**RECORDS SHOWN**
** BEGIN **
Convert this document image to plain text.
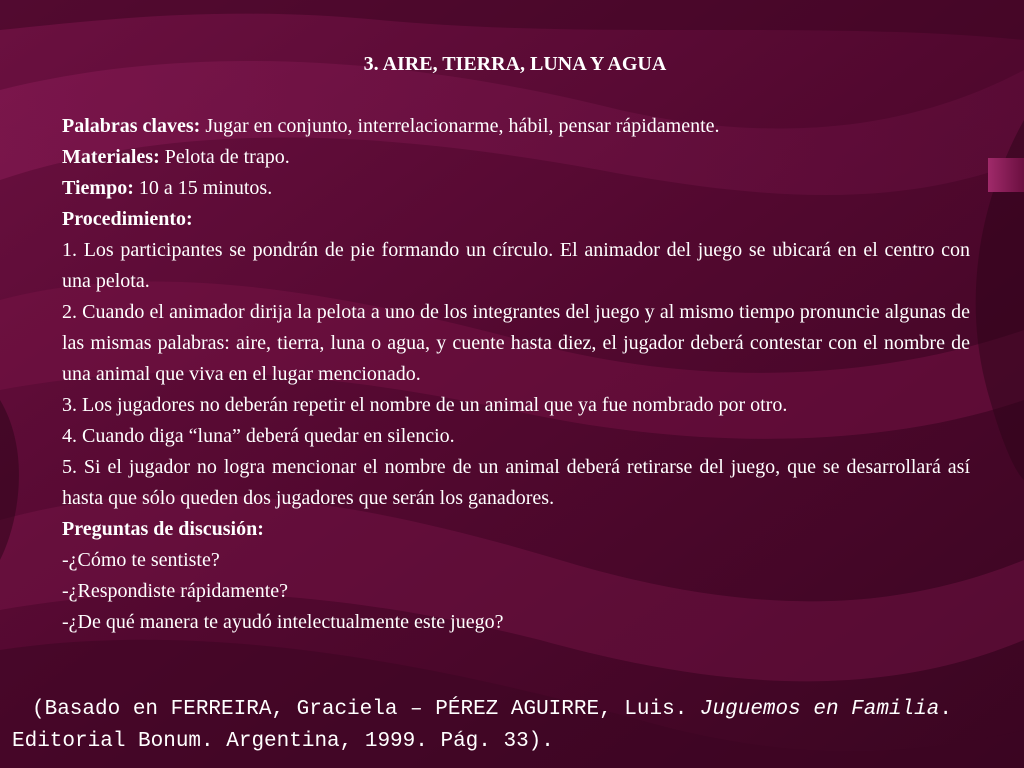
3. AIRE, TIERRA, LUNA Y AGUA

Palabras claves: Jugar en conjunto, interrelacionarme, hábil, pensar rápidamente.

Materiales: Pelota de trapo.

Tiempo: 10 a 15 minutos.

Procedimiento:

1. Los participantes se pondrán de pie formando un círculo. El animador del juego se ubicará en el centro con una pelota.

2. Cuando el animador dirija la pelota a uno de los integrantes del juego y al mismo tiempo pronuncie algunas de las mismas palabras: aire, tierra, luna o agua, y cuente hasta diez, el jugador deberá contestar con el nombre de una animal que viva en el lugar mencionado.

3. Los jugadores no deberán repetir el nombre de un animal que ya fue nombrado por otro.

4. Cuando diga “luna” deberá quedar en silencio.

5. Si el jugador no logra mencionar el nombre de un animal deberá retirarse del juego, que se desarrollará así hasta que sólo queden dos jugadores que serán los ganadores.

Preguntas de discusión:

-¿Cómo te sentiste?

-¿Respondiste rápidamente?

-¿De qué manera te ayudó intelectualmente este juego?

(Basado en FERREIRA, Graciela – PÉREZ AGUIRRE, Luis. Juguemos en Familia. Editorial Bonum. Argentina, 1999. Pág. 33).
** END **
** BEGIN **
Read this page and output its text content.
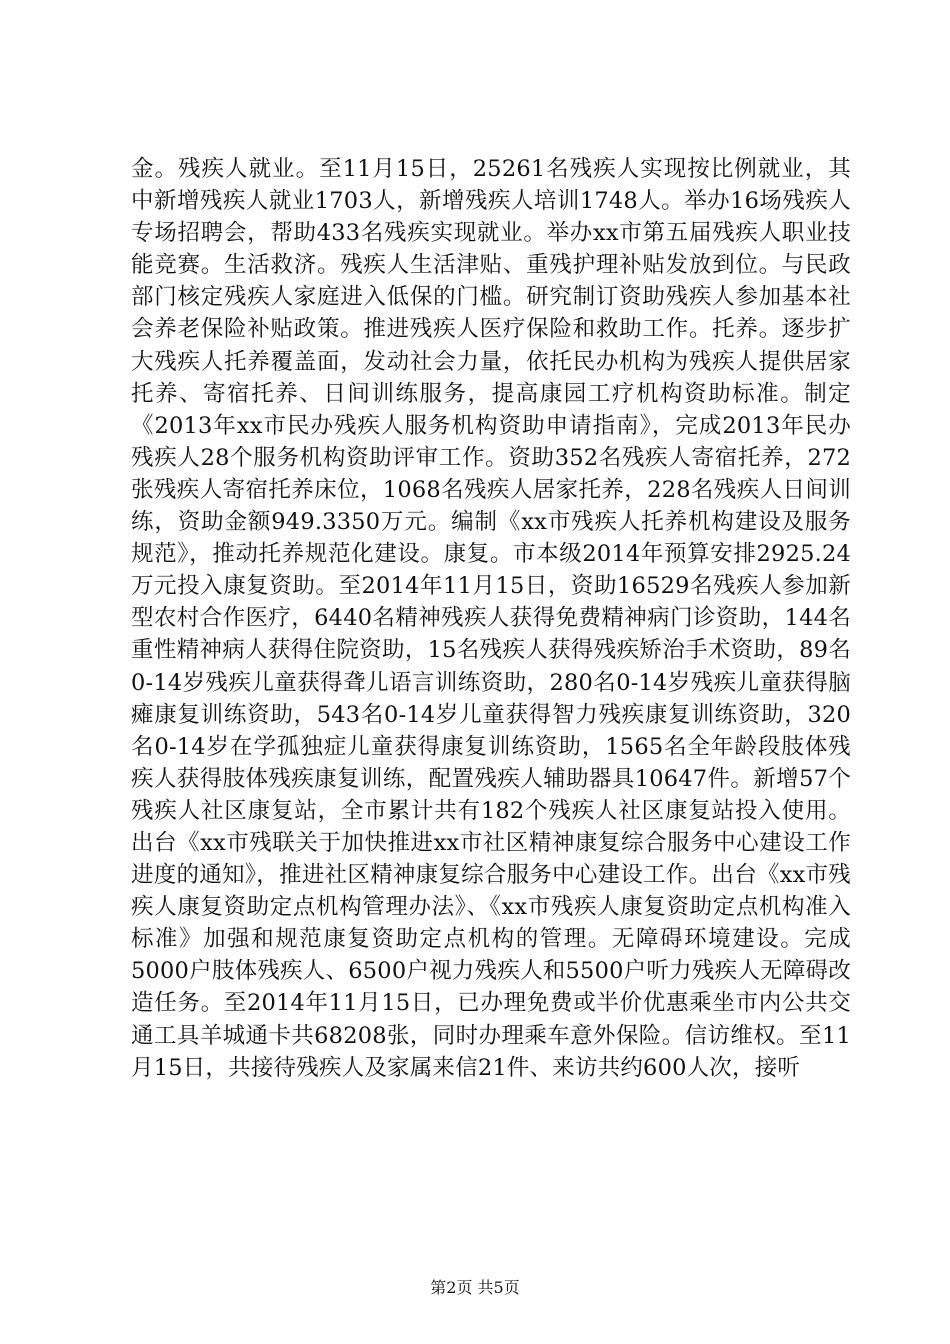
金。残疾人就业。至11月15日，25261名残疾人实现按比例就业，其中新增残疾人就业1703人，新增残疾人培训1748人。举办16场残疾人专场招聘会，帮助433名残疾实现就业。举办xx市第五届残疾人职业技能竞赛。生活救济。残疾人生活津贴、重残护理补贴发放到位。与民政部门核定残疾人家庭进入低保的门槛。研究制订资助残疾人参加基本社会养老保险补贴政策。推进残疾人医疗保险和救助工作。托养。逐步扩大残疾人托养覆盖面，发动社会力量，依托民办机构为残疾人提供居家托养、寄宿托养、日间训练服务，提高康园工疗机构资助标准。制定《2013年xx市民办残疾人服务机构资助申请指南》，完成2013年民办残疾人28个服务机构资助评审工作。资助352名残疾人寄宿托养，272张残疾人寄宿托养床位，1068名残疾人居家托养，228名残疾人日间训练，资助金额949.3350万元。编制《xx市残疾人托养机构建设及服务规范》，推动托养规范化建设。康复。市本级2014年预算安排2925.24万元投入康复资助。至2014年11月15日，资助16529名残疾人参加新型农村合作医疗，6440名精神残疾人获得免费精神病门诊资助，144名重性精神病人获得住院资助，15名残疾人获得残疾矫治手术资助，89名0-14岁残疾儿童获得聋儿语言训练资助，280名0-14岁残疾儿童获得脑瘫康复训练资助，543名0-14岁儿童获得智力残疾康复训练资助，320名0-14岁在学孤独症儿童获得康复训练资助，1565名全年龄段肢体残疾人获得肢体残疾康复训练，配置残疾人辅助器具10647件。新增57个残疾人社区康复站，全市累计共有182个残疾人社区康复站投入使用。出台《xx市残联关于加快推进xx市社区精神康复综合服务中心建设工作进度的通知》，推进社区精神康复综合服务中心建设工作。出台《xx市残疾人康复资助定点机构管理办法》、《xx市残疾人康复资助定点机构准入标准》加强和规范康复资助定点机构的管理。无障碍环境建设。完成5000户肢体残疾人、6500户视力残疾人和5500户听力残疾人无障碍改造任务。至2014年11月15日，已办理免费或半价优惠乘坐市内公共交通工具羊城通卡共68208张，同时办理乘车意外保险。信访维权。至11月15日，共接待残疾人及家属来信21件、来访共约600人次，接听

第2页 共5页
** END **
**GOAL**
Scan the lines for the string "rápidamente". Copy out each line that matches.

**TASK ANSWER**
Palabras claves: Jugar en conjunto, interrelacionarme, hábil, pensar rápidamente.
-¿Respondiste rápidamente?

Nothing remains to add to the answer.